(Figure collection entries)
---------------

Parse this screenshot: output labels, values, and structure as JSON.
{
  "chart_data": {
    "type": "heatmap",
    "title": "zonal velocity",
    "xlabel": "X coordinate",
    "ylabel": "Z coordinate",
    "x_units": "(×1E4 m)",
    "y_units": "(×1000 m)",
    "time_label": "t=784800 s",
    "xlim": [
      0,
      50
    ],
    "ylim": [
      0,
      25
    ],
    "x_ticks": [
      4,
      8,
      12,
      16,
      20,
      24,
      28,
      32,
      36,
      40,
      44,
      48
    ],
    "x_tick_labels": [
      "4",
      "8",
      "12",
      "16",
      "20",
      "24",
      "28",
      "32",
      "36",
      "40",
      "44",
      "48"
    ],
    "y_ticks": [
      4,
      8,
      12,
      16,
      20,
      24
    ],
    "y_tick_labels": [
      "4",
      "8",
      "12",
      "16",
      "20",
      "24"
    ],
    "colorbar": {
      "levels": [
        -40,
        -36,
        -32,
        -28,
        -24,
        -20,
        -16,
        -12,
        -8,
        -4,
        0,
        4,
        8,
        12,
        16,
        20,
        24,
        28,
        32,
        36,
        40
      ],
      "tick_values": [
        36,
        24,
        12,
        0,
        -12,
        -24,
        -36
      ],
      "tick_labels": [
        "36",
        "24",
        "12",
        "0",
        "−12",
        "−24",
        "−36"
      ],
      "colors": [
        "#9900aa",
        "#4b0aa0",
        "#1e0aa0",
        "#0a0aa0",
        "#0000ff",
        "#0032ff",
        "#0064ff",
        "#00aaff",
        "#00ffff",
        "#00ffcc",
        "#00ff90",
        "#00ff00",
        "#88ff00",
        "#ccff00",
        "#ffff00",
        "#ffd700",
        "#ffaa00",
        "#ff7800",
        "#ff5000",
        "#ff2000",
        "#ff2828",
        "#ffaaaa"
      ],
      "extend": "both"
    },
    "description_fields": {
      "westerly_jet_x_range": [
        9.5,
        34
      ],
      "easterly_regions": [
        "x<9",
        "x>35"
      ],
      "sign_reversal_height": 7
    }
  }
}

---------------

● **AIM**
Extract the data exactly as given.

● **FULL SOLUTION**
Parse this screenshot: output labels, values, and structure as JSON.
{
  "chart_data": {
    "type": "heatmap",
    "title": "zonal velocity",
    "xlabel": "X coordinate",
    "ylabel": "Z coordinate",
    "x_units": "(×1E4 m)",
    "y_units": "(×1000 m)",
    "time_label": "t=784800 s",
    "xlim": [
      0,
      50
    ],
    "ylim": [
      0,
      25
    ],
    "x_ticks": [
      4,
      8,
      12,
      16,
      20,
      24,
      28,
      32,
      36,
      40,
      44,
      48
    ],
    "x_tick_labels": [
      "4",
      "8",
      "12",
      "16",
      "20",
      "24",
      "28",
      "32",
      "36",
      "40",
      "44",
      "48"
    ],
    "y_ticks": [
      4,
      8,
      12,
      16,
      20,
      24
    ],
    "y_tick_labels": [
      "4",
      "8",
      "12",
      "16",
      "20",
      "24"
    ],
    "colorbar": {
      "levels": [
        -40,
        -36,
        -32,
        -28,
        -24,
        -20,
        -16,
        -12,
        -8,
        -4,
        0,
        4,
        8,
        12,
        16,
        20,
        24,
        28,
        32,
        36,
        40
      ],
      "tick_values": [
        36,
        24,
        12,
        0,
        -12,
        -24,
        -36
      ],
      "tick_labels": [
        "36",
        "24",
        "12",
        "0",
        "−12",
        "−24",
        "−36"
      ],
      "colors": [
        "#9900aa",
        "#4b0aa0",
        "#1e0aa0",
        "#0a0aa0",
        "#0000ff",
        "#0032ff",
        "#0064ff",
        "#00aaff",
        "#00ffff",
        "#00ffcc",
        "#00ff90",
        "#00ff00",
        "#88ff00",
        "#ccff00",
        "#ffff00",
        "#ffd700",
        "#ffaa00",
        "#ff7800",
        "#ff5000",
        "#ff2000",
        "#ff2828",
        "#ffaaaa"
      ],
      "extend": "both"
    },
    "description_fields": {
      "westerly_jet_x_range": [
        9.5,
        34
      ],
      "easterly_regions": [
        "x<9",
        "x>35"
      ],
      "sign_reversal_height": 7
    }
  }
}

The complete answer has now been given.